• [Recorded data]
## BEGIN

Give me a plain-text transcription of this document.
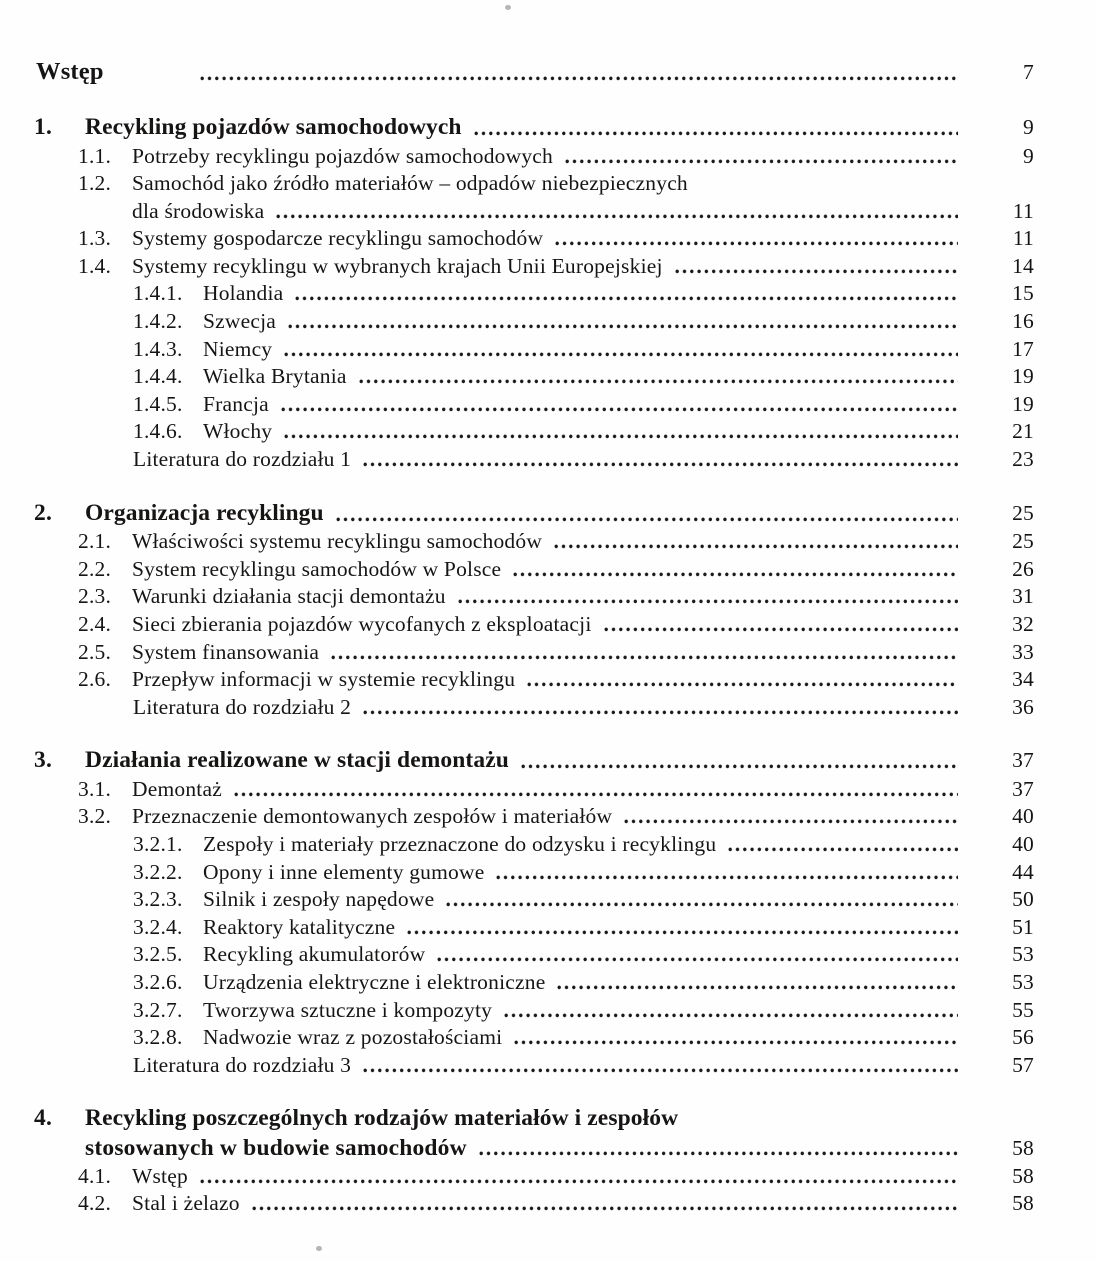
Wstęp	7
1.	Recykling pojazdów samochodowych	9
1.1. Potrzeby recyklingu pojazdów samochodowych	9
1.2. Samochód jako źródło materiałów – odpadów niebezpiecznych
dla środowiska	11
1.3. Systemy gospodarcze recyklingu samochodów	11
1.4. Systemy recyklingu w wybranych krajach Unii Europejskiej	14
1.4.1. Holandia	15
1.4.2. Szwecja	16
1.4.3. Niemcy	17
1.4.4. Wielka Brytania	19
1.4.5. Francja	19
1.4.6. Włochy	21
Literatura do rozdziału 1	23
2.	Organizacja recyklingu	25
2.1. Właściwości systemu recyklingu samochodów	25
2.2. System recyklingu samochodów w Polsce	26
2.3. Warunki działania stacji demontażu	31
2.4. Sieci zbierania pojazdów wycofanych z eksploatacji	32
2.5. System finansowania	33
2.6. Przepływ informacji w systemie recyklingu	34
Literatura do rozdziału 2	36
3.	Działania realizowane w stacji demontażu	37
3.1. Demontaż	37
3.2. Przeznaczenie demontowanych zespołów i materiałów	40
3.2.1. Zespoły i materiały przeznaczone do odzysku i recyklingu	40
3.2.2. Opony i inne elementy gumowe	44
3.2.3. Silnik i zespoły napędowe	50
3.2.4. Reaktory katalityczne	51
3.2.5. Recykling akumulatorów	53
3.2.6. Urządzenia elektryczne i elektroniczne	53
3.2.7. Tworzywa sztuczne i kompozyty	55
3.2.8. Nadwozie wraz z pozostałościami	56
Literatura do rozdziału 3	57
4.	Recykling poszczególnych rodzajów materiałów i zespołów
stosowanych w budowie samochodów	58
4.1. Wstęp	58
4.2. Stal i żelazo	58
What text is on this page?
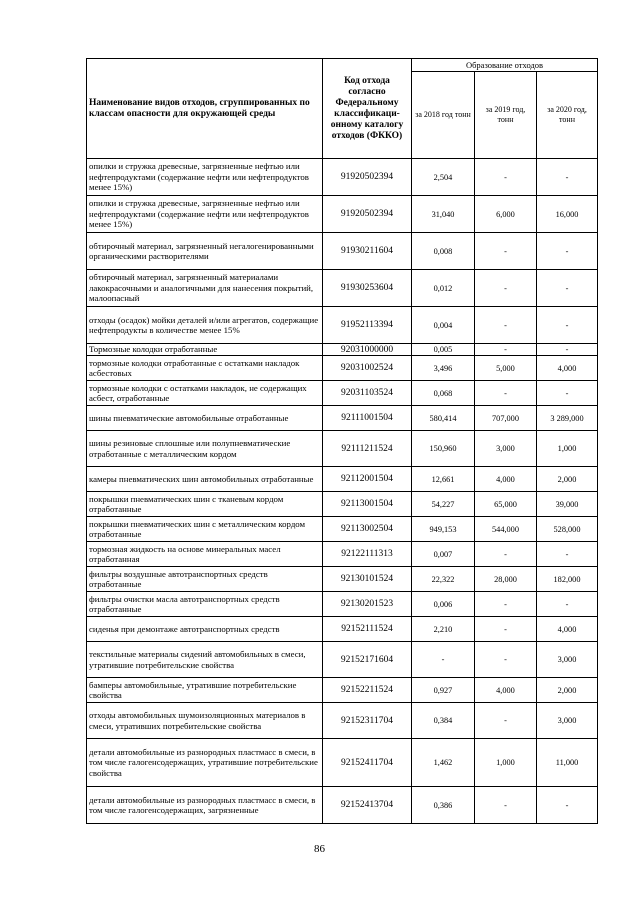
Наименование видов отходов, сгруппированных по классам опасности для окружающей среды	Код отхода согласно Федеральному классификаци-онному каталогу отходов (ФККО)	Образование отходов		
		за 2018 год тонн	за 2019 год, тонн	за 2020 год, тонн
опилки и стружка древесные, загрязненные нефтью или нефтепродуктами (содержание нефти или нефтепродуктов менее 15%)	91920502394	2,504	-	-
опилки и стружка древесные, загрязненные нефтью или нефтепродуктами (содержание нефти или нефтепродуктов менее 15%)	91920502394	31,040	6,000	16,000
обтирочный материал, загрязненный негалогенированными органическими растворителями	91930211604	0,008	-	-
обтирочный материал, загрязненный материалами лакокрасочными и аналогичными для нанесения покрытий, малоопасный	91930253604	0,012	-	-
отходы (осадок) мойки деталей и/или агрегатов, содержащие нефтепродукты в количестве менее 15%	91952113394	0,004	-	-
Тормозные колодки отработанные	92031000000	0,005	-	-
тормозные колодки отработанные с остатками накладок асбестовых	92031002524	3,496	5,000	4,000
тормозные колодки с остатками накладок, не содержащих асбест, отработанные	92031103524	0,068	-	-
шины пневматические автомобильные отработанные	92111001504	580,414	707,000	3 289,000
шины резиновые сплошные или полупневматические отработанные с металлическим кордом	92111211524	150,960	3,000	1,000
камеры пневматических шин автомобильных отработанные	92112001504	12,661	4,000	2,000
покрышки пневматических шин с тканевым кордом отработанные	92113001504	54,227	65,000	39,000
покрышки пневматических шин с металлическим кордом отработанные	92113002504	949,153	544,000	528,000
тормозная жидкость на основе минеральных масел отработанная	92122111313	0,007	-	-
фильтры воздушные автотранспортных средств отработанные	92130101524	22,322	28,000	182,000
фильтры очистки масла автотранспортных средств отработанные	92130201523	0,006	-	-
сиденья при демонтаже автотранспортных средств	92152111524	2,210	-	4,000
текстильные материалы сидений автомобильных в смеси, утратившие потребительские свойства	92152171604	-	-	3,000
бамперы автомобильные, утратившие потребительские свойства	92152211524	0,927	4,000	2,000
отходы автомобильных шумоизоляционных материалов в смеси, утративших потребительские свойства	92152311704	0,384	-	3,000
детали автомобильные из разнородных пластмасс в смеси, в том числе галогенсодержащих, утратившие потребительские свойства	92152411704	1,462	1,000	11,000
детали автомобильные из разнородных пластмасс в смеси, в том числе галогенсодержащих, загрязненные	92152413704	0,386	-	-
86
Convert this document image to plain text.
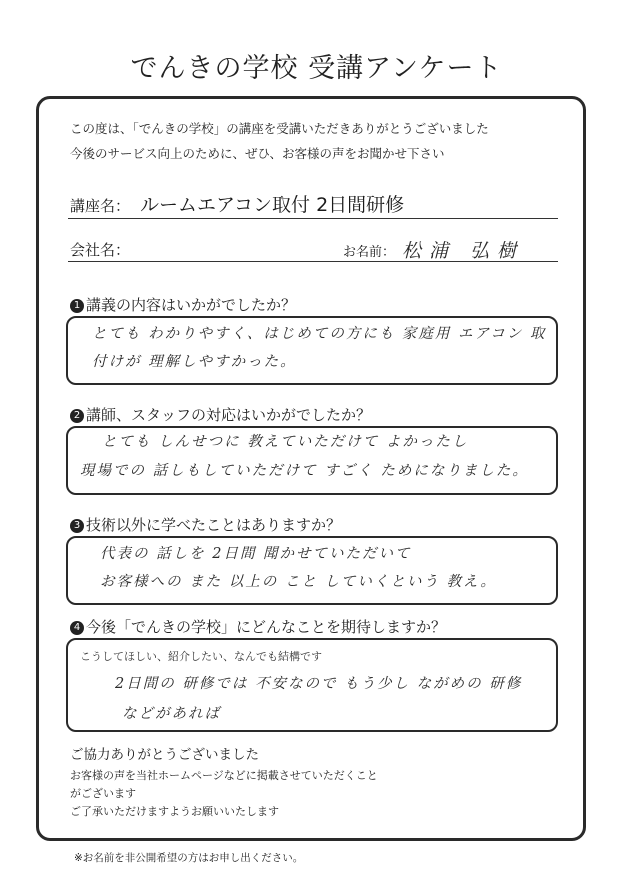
でんきの学校 受講アンケート
この度は、「でんきの学校」の講座を受講いただきありがとうございました
今後のサービス向上のために、ぜひ、お客様の声をお聞かせ下さい
講座名： ルームエアコン取付 2日間研修
会社名：	お名前： 松浦 弘樹
1 講義の内容はいかがでしたか？
とても わかりやすく、はじめての方にも 家庭用 エアコン 取
付けが 理解しやすかった。
2 講師、スタッフの対応はいかがでしたか？
とても しんせつに 教えていただけて よかったし
現場での 話しもしていただけて すごく ためになりました。
3 技術以外に学べたことはありますか？
代表の 話しを 2日間 聞かせていただいて
お客様への また 以上の こと していくという 教え。
4 今後「でんきの学校」にどんなことを期待しますか？
こうしてほしい、紹介したい、なんでも結構です
2日間の 研修では 不安なので もう少し ながめの 研修
などがあれば
ご協力ありがとうございました
お客様の声を当社ホームページなどに掲載させていただくこと
がございます
ご了承いただけますようお願いいたします
※お名前を非公開希望の方はお申し出ください。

## END

• [Problem to solve]
Extract, character for character, every line from the one that holds "Convert this document image to plain text." through the end of the entries above. Include both boundary lines and no pictures.

• [The completed task]
Convert this document image to plain text.
でんきの学校 受講アンケート
この度は、「でんきの学校」の講座を受講いただきありがとうございました
今後のサービス向上のために、ぜひ、お客様の声をお聞かせ下さい
講座名： ルームエアコン取付 2日間研修
会社名：	お名前： 松浦 弘樹
1 講義の内容はいかがでしたか？
とても わかりやすく、はじめての方にも 家庭用 エアコン 取
付けが 理解しやすかった。
2 講師、スタッフの対応はいかがでしたか？
とても しんせつに 教えていただけて よかったし
現場での 話しもしていただけて すごく ためになりました。
3 技術以外に学べたことはありますか？
代表の 話しを 2日間 聞かせていただいて
お客様への また 以上の こと していくという 教え。
4 今後「でんきの学校」にどんなことを期待しますか？
こうしてほしい、紹介したい、なんでも結構です
2日間の 研修では 不安なので もう少し ながめの 研修
などがあれば
ご協力ありがとうございました
お客様の声を当社ホームページなどに掲載させていただくこと
がございます
ご了承いただけますようお願いいたします
※お名前を非公開希望の方はお申し出ください。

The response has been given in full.